Wherever the word "Medizintourismus" appears in a line, extract that line.

Some records:
>>
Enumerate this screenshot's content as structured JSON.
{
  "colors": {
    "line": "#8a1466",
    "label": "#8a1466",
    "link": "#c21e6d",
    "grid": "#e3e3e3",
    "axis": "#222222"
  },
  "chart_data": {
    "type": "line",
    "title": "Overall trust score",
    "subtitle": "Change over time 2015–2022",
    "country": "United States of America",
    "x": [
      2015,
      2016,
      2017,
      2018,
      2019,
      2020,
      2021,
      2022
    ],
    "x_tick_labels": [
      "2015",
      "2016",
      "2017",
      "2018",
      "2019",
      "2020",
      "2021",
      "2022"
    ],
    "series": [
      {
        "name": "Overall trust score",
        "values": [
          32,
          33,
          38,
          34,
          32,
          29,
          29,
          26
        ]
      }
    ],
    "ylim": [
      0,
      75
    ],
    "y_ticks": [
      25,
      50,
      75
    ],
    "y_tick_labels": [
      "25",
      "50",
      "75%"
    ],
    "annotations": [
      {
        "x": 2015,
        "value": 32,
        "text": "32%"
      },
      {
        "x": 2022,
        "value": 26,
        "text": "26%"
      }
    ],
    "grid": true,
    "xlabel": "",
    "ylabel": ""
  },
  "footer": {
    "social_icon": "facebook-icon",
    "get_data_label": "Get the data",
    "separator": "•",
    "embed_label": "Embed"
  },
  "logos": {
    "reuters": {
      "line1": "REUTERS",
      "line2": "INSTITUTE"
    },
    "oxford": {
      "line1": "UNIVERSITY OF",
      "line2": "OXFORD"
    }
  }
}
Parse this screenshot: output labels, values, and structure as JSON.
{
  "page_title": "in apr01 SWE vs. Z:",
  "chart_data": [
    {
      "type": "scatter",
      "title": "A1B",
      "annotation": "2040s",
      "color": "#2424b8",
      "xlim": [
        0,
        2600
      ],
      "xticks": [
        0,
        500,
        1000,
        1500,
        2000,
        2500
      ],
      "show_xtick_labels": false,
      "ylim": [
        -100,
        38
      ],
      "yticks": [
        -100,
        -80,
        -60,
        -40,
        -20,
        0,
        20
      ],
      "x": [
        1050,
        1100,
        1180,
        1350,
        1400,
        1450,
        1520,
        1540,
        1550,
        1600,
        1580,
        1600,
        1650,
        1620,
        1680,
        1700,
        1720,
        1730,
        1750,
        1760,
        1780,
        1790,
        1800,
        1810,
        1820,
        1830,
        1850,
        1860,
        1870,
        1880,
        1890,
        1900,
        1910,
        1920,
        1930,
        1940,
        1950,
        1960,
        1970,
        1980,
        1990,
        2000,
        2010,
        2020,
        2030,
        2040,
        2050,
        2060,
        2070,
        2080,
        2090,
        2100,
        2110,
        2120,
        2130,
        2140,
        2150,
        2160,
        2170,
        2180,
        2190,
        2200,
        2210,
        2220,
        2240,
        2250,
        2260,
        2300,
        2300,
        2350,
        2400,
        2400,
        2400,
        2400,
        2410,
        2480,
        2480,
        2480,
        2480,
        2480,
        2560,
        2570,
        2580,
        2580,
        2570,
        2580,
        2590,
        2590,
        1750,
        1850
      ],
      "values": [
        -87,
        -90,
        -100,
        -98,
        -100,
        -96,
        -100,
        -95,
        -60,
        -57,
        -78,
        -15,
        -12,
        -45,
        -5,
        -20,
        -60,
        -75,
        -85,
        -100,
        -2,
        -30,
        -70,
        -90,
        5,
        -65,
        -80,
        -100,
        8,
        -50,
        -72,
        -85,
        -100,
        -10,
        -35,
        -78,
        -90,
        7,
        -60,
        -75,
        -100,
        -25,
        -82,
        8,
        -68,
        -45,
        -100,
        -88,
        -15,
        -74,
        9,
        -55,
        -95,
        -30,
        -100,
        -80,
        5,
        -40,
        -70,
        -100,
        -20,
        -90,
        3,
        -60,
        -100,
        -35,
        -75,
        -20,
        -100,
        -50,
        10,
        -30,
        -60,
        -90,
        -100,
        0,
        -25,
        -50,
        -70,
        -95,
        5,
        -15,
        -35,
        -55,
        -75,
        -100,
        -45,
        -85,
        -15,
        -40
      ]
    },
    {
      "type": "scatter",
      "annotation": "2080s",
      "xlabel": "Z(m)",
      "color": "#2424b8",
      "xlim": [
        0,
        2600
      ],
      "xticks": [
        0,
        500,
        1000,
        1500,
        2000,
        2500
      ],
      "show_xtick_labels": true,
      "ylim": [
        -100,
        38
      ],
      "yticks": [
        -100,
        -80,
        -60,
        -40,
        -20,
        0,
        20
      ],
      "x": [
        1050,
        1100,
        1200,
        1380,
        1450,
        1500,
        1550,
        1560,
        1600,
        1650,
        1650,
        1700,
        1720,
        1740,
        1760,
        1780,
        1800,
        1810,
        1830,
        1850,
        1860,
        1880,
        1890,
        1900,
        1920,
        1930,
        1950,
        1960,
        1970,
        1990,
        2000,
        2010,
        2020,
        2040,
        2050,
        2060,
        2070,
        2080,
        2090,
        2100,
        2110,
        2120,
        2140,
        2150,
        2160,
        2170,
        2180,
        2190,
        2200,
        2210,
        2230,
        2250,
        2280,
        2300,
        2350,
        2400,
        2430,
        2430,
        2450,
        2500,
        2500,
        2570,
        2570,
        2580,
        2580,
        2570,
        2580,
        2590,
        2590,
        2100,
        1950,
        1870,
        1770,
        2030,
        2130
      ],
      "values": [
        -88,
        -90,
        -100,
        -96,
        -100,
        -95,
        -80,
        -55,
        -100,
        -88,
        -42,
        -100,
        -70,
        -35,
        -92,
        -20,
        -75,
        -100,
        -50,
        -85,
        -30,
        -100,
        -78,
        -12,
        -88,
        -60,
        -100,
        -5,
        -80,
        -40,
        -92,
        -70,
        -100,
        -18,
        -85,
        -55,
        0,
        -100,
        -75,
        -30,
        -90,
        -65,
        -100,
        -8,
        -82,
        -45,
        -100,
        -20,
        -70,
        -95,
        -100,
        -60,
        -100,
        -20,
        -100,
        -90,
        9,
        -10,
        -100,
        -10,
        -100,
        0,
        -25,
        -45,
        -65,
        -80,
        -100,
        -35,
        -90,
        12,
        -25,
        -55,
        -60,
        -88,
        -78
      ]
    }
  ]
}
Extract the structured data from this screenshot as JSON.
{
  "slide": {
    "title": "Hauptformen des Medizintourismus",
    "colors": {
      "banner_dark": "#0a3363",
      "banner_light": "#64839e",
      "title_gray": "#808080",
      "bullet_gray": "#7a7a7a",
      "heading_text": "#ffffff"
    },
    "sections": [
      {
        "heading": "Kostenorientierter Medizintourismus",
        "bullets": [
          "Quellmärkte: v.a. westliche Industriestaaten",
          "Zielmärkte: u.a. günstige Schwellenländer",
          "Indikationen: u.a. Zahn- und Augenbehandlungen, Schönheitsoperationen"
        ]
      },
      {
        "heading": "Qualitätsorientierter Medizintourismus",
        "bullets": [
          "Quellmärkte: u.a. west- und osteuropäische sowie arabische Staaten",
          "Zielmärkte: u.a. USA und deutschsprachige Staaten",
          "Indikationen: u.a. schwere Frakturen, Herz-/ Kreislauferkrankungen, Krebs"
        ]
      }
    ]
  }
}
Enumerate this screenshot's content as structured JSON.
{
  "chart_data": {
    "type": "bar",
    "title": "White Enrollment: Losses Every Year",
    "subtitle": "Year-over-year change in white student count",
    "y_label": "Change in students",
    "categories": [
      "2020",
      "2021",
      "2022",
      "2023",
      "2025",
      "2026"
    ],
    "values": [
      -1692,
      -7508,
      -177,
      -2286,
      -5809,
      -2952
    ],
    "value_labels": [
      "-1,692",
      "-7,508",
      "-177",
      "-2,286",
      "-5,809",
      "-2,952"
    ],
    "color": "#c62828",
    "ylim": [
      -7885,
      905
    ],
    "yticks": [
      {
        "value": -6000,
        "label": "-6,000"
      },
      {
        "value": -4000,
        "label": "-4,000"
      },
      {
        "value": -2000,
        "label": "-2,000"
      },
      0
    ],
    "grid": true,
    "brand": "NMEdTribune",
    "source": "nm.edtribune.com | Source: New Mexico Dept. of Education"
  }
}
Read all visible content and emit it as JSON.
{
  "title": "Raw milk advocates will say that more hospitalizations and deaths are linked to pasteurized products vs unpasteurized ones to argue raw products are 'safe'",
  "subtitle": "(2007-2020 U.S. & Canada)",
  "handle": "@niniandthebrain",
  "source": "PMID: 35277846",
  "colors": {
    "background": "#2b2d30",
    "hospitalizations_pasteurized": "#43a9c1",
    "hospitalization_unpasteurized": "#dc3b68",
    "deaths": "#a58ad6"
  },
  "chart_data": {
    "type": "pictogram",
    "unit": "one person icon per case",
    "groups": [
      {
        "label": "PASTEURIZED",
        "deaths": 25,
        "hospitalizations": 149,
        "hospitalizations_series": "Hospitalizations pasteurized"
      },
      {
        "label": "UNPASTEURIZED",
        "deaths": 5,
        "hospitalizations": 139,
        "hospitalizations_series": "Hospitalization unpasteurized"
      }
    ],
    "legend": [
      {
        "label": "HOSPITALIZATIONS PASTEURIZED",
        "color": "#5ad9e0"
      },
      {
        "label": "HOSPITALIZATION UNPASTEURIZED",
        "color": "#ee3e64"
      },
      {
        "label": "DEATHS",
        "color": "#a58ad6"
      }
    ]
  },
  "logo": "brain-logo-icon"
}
<<
→ Solution for this problem
    "title": "Hauptformen des Medizintourismus",
        "heading": "Kostenorientierter Medizintourismus",
        "heading": "Qualitätsorientierter Medizintourismus",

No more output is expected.